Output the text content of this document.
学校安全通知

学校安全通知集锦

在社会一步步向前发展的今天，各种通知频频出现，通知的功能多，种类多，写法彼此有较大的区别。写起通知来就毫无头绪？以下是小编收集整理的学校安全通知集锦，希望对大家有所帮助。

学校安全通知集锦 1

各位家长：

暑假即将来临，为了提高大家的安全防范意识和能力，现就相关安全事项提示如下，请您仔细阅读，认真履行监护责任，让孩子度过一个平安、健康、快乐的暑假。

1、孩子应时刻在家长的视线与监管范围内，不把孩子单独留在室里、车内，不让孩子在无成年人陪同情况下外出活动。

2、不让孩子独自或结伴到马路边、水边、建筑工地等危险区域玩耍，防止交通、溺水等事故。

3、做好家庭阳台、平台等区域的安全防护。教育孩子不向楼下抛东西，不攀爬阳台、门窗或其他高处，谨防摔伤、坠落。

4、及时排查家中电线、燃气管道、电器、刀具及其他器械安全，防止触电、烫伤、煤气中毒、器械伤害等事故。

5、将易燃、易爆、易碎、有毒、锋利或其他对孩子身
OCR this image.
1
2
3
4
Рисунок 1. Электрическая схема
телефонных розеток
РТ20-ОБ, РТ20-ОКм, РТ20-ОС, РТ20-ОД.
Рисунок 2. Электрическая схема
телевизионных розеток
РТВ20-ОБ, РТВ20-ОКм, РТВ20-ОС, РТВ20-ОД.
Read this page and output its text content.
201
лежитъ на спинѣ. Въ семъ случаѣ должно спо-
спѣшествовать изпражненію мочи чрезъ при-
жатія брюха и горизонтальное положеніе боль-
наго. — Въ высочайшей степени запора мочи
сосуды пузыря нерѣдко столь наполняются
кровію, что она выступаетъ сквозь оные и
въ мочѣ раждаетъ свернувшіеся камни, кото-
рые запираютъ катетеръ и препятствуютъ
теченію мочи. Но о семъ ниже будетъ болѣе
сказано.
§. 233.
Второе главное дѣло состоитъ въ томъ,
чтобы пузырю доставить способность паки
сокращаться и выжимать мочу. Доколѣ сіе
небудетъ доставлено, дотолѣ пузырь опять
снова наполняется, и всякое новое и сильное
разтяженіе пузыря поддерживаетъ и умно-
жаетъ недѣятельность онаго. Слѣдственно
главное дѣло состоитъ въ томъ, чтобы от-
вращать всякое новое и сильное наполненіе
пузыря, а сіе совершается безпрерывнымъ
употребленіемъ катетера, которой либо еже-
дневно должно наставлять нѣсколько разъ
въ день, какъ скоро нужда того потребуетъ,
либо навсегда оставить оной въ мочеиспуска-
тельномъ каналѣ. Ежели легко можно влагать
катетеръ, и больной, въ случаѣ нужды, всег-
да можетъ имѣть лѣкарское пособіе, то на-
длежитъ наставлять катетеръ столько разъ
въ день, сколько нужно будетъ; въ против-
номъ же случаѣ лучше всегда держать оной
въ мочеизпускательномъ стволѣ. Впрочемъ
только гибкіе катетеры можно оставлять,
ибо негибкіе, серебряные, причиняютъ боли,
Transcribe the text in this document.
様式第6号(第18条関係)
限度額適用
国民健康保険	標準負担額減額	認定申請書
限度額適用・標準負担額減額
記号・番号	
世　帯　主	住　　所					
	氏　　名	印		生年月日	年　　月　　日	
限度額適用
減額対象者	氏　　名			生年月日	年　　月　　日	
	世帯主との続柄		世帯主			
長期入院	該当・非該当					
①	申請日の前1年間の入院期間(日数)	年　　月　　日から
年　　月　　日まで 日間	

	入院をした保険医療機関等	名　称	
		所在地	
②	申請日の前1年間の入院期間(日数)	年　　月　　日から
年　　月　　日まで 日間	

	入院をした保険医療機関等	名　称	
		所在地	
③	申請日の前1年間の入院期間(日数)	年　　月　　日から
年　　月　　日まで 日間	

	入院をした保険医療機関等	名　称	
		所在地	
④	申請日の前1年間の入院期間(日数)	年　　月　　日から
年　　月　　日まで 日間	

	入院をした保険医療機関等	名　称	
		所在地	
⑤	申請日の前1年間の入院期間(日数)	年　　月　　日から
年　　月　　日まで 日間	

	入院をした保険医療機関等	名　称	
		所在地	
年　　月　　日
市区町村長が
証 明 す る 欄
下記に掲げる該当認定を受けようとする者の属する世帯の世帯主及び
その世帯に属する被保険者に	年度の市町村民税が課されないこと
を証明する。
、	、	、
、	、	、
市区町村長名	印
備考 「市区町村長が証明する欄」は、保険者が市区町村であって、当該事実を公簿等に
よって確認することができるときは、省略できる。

- What you should do:
Every line of the data above should be reproduced word for word.

- The completed task:
Output the text content of this document.
学校安全通知

学校安全通知集锦

在社会一步步向前发展的今天，各种通知频频出现，通知的功能多，种类多，写法彼此有较大的区别。写起通知来就毫无头绪？以下是小编收集整理的学校安全通知集锦，希望对大家有所帮助。

学校安全通知集锦 1

各位家长：

暑假即将来临，为了提高大家的安全防范意识和能力，现就相关安全事项提示如下，请您仔细阅读，认真履行监护责任，让孩子度过一个平安、健康、快乐的暑假。

1、孩子应时刻在家长的视线与监管范围内，不把孩子单独留在室里、车内，不让孩子在无成年人陪同情况下外出活动。

2、不让孩子独自或结伴到马路边、水边、建筑工地等危险区域玩耍，防止交通、溺水等事故。

3、做好家庭阳台、平台等区域的安全防护。教育孩子不向楼下抛东西，不攀爬阳台、门窗或其他高处，谨防摔伤、坠落。

4、及时排查家中电线、燃气管道、电器、刀具及其他器械安全，防止触电、烫伤、煤气中毒、器械伤害等事故。

5、将易燃、易爆、易碎、有毒、锋利或其他对孩子身
OCR this image.
1
2
3
4
Рисунок 1. Электрическая схема
телефонных розеток
РТ20-ОБ, РТ20-ОКм, РТ20-ОС, РТ20-ОД.
Рисунок 2. Электрическая схема
телевизионных розеток
РТВ20-ОБ, РТВ20-ОКм, РТВ20-ОС, РТВ20-ОД.
Read this page and output its text content.
201
лежитъ на спинѣ. Въ семъ случаѣ должно спо-
спѣшествовать изпражненію мочи чрезъ при-
жатія брюха и горизонтальное положеніе боль-
наго. — Въ высочайшей степени запора мочи
сосуды пузыря нерѣдко столь наполняются
кровію, что она выступаетъ сквозь оные и
въ мочѣ раждаетъ свернувшіеся камни, кото-
рые запираютъ катетеръ и препятствуютъ
теченію мочи. Но о семъ ниже будетъ болѣе
сказано.
§. 233.
Второе главное дѣло состоитъ въ томъ,
чтобы пузырю доставить способность паки
сокращаться и выжимать мочу. Доколѣ сіе
небудетъ доставлено, дотолѣ пузырь опять
снова наполняется, и всякое новое и сильное
разтяженіе пузыря поддерживаетъ и умно-
жаетъ недѣятельность онаго. Слѣдственно
главное дѣло состоитъ въ томъ, чтобы от-
вращать всякое новое и сильное наполненіе
пузыря, а сіе совершается безпрерывнымъ
употребленіемъ катетера, которой либо еже-
дневно должно наставлять нѣсколько разъ
въ день, какъ скоро нужда того потребуетъ,
либо навсегда оставить оной въ мочеиспуска-
тельномъ каналѣ. Ежели легко можно влагать
катетеръ, и больной, въ случаѣ нужды, всег-
да можетъ имѣть лѣкарское пособіе, то на-
длежитъ наставлять катетеръ столько разъ
въ день, сколько нужно будетъ; въ против-
номъ же случаѣ лучше всегда держать оной
въ мочеизпускательномъ стволѣ. Впрочемъ
только гибкіе катетеры можно оставлять,
ибо негибкіе, серебряные, причиняютъ боли,
Transcribe the text in this document.
様式第6号(第18条関係)
限度額適用
国民健康保険	標準負担額減額	認定申請書
限度額適用・標準負担額減額
記号・番号	
世　帯　主	住　　所					
	氏　　名	印		生年月日	年　　月　　日	
限度額適用
減額対象者	氏　　名			生年月日	年　　月　　日	
	世帯主との続柄		世帯主			
長期入院	該当・非該当					
①	申請日の前1年間の入院期間(日数)	年　　月　　日から
年　　月　　日まで 日間	

	入院をした保険医療機関等	名　称	
		所在地	
②	申請日の前1年間の入院期間(日数)	年　　月　　日から
年　　月　　日まで 日間	

	入院をした保険医療機関等	名　称	
		所在地	
③	申請日の前1年間の入院期間(日数)	年　　月　　日から
年　　月　　日まで 日間	

	入院をした保険医療機関等	名　称	
		所在地	
④	申請日の前1年間の入院期間(日数)	年　　月　　日から
年　　月　　日まで 日間	

	入院をした保険医療機関等	名　称	
		所在地	
⑤	申請日の前1年間の入院期間(日数)	年　　月　　日から
年　　月　　日まで 日間	

	入院をした保険医療機関等	名　称	
		所在地	
年　　月　　日
市区町村長が
証 明 す る 欄
下記に掲げる該当認定を受けようとする者の属する世帯の世帯主及び
その世帯に属する被保険者に	年度の市町村民税が課されないこと
を証明する。
、	、	、
、	、	、
市区町村長名	印
備考 「市区町村長が証明する欄」は、保険者が市区町村であって、当該事実を公簿等に
よって確認することができるときは、省略できる。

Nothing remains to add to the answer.